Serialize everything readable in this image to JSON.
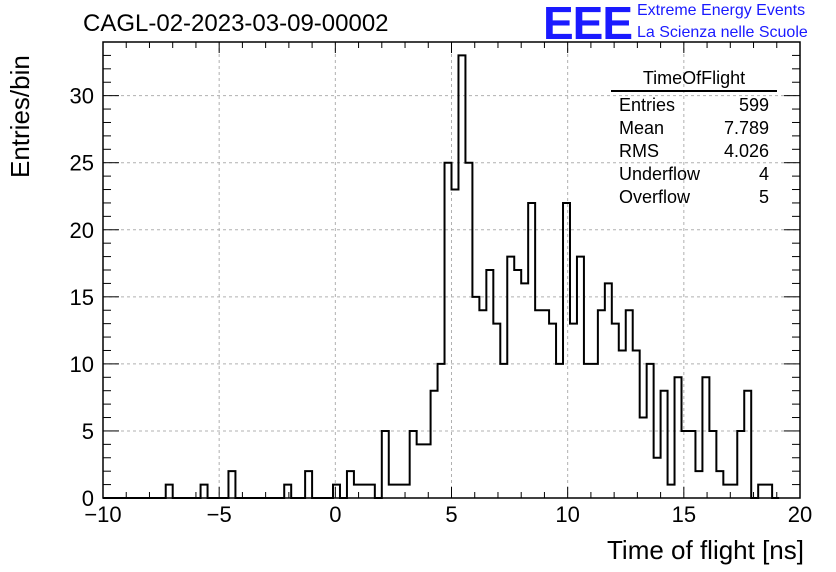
{
  "chart_data": {
    "type": "histogram",
    "title": "CAGL-02-2023-03-09-00002",
    "xlabel": "Time of flight [ns]",
    "ylabel": "Entries/bin",
    "xlim": [
      -10,
      20
    ],
    "ylim": [
      0,
      34
    ],
    "bin_width": 0.3,
    "grid": true,
    "x_ticks": [
      "−10",
      "−5",
      "0",
      "5",
      "10",
      "15",
      "20"
    ],
    "y_ticks": [
      "0",
      "5",
      "10",
      "15",
      "20",
      "25",
      "30"
    ],
    "bin_values": [
      0,
      0,
      0,
      0,
      0,
      0,
      0,
      0,
      0,
      1,
      0,
      0,
      0,
      0,
      1,
      0,
      0,
      0,
      2,
      0,
      0,
      0,
      0,
      0,
      0,
      0,
      1,
      0,
      0,
      2,
      0,
      0,
      0,
      1,
      0,
      2,
      1,
      1,
      1,
      0,
      5,
      1,
      1,
      1,
      5,
      4,
      4,
      8,
      10,
      25,
      23,
      33,
      25,
      15,
      14,
      17,
      13,
      10,
      18,
      17,
      16,
      22,
      14,
      14,
      13,
      10,
      22,
      13,
      18,
      10,
      10,
      14,
      16,
      13,
      11,
      14,
      11,
      6,
      10,
      3,
      8,
      1,
      9,
      5,
      5,
      2,
      9,
      5,
      2,
      1,
      1,
      5,
      8,
      0,
      1,
      1,
      0
    ],
    "bins_x_start": -10.0
  },
  "stats_box": {
    "title": "TimeOfFlight",
    "rows": [
      {
        "label": "Entries",
        "value": "599"
      },
      {
        "label": "Mean",
        "value": "7.789"
      },
      {
        "label": "RMS",
        "value": "4.026"
      },
      {
        "label": "Underflow",
        "value": "4"
      },
      {
        "label": "Overflow",
        "value": "5"
      }
    ]
  },
  "logo": {
    "mark": "EEE",
    "line1": "Extreme Energy Events",
    "line2": "La Scienza nelle Scuole"
  },
  "colors": {
    "line": "#000000",
    "grid": "#b0b0b0",
    "logo": "#1a1aff"
  }
}
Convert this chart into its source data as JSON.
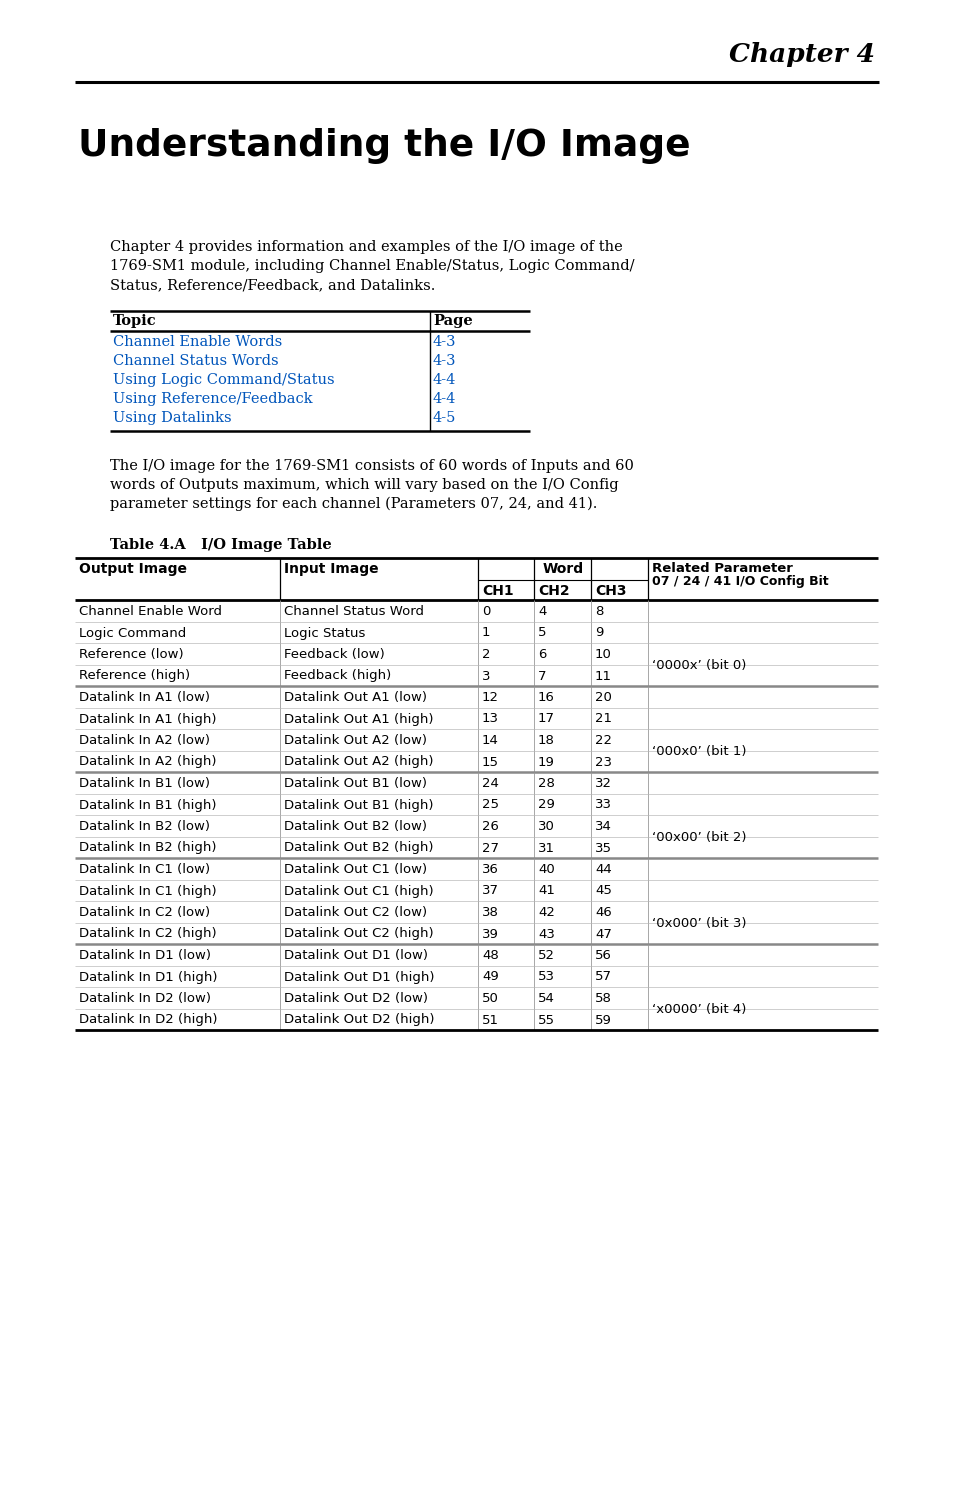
{
  "chapter_label": "Chapter 4",
  "title": "Understanding the I/O Image",
  "intro_text": "Chapter 4 provides information and examples of the I/O image of the\n1769-SM1 module, including Channel Enable/Status, Logic Command/\nStatus, Reference/Feedback, and Datalinks.",
  "toc_header": [
    "Topic",
    "Page"
  ],
  "toc_rows": [
    [
      "Channel Enable Words",
      "4-3"
    ],
    [
      "Channel Status Words",
      "4-3"
    ],
    [
      "Using Logic Command/Status",
      "4-4"
    ],
    [
      "Using Reference/Feedback",
      "4-4"
    ],
    [
      "Using Datalinks",
      "4-5"
    ]
  ],
  "body_text": "The I/O image for the 1769-SM1 consists of 60 words of Inputs and 60\nwords of Outputs maximum, which will vary based on the I/O Config\nparameter settings for each channel (Parameters 07, 24, and 41).",
  "table_title": "Table 4.A   I/O Image Table",
  "table_rows": [
    [
      "Channel Enable Word",
      "Channel Status Word",
      "0",
      "4",
      "8",
      ""
    ],
    [
      "Logic Command",
      "Logic Status",
      "1",
      "5",
      "9",
      ""
    ],
    [
      "Reference (low)",
      "Feedback (low)",
      "2",
      "6",
      "10",
      "‘0000x’ (bit 0)"
    ],
    [
      "Reference (high)",
      "Feedback (high)",
      "3",
      "7",
      "11",
      ""
    ],
    [
      "Datalink In A1 (low)",
      "Datalink Out A1 (low)",
      "12",
      "16",
      "20",
      ""
    ],
    [
      "Datalink In A1 (high)",
      "Datalink Out A1 (high)",
      "13",
      "17",
      "21",
      ""
    ],
    [
      "Datalink In A2 (low)",
      "Datalink Out A2 (low)",
      "14",
      "18",
      "22",
      "‘000x0’ (bit 1)"
    ],
    [
      "Datalink In A2 (high)",
      "Datalink Out A2 (high)",
      "15",
      "19",
      "23",
      ""
    ],
    [
      "Datalink In B1 (low)",
      "Datalink Out B1 (low)",
      "24",
      "28",
      "32",
      ""
    ],
    [
      "Datalink In B1 (high)",
      "Datalink Out B1 (high)",
      "25",
      "29",
      "33",
      ""
    ],
    [
      "Datalink In B2 (low)",
      "Datalink Out B2 (low)",
      "26",
      "30",
      "34",
      "‘00x00’ (bit 2)"
    ],
    [
      "Datalink In B2 (high)",
      "Datalink Out B2 (high)",
      "27",
      "31",
      "35",
      ""
    ],
    [
      "Datalink In C1 (low)",
      "Datalink Out C1 (low)",
      "36",
      "40",
      "44",
      ""
    ],
    [
      "Datalink In C1 (high)",
      "Datalink Out C1 (high)",
      "37",
      "41",
      "45",
      ""
    ],
    [
      "Datalink In C2 (low)",
      "Datalink Out C2 (low)",
      "38",
      "42",
      "46",
      "‘0x000’ (bit 3)"
    ],
    [
      "Datalink In C2 (high)",
      "Datalink Out C2 (high)",
      "39",
      "43",
      "47",
      ""
    ],
    [
      "Datalink In D1 (low)",
      "Datalink Out D1 (low)",
      "48",
      "52",
      "56",
      ""
    ],
    [
      "Datalink In D1 (high)",
      "Datalink Out D1 (high)",
      "49",
      "53",
      "57",
      ""
    ],
    [
      "Datalink In D2 (low)",
      "Datalink Out D2 (low)",
      "50",
      "54",
      "58",
      "‘x0000’ (bit 4)"
    ],
    [
      "Datalink In D2 (high)",
      "Datalink Out D2 (high)",
      "51",
      "55",
      "59",
      ""
    ]
  ],
  "thick_separator_before": [
    4,
    8,
    12,
    16
  ],
  "related_param_merge": [
    [
      2,
      3,
      "‘0000x’ (bit 0)"
    ],
    [
      6,
      7,
      "‘000x0’ (bit 1)"
    ],
    [
      10,
      11,
      "‘00x00’ (bit 2)"
    ],
    [
      14,
      15,
      "‘0x000’ (bit 3)"
    ],
    [
      18,
      19,
      "‘x0000’ (bit 4)"
    ]
  ],
  "link_color": "#0055BB",
  "text_color": "#000000",
  "bg_color": "#ffffff",
  "sep_thick_color": "#888888",
  "sep_thin_color": "#bbbbbb"
}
------------------------------------------------------------------------
Scan the listing above and copy all lines containing the word "Logic".

  "intro_text": "Chapter 4 provides information and examples of the I/O image of the\n1769-SM1 module, including Channel Enable/Status, Logic Command/\nStatus, Reference/Feedback, and Datalinks.",
      "Using Logic Command/Status",
      "Logic Command",
      "Logic Status",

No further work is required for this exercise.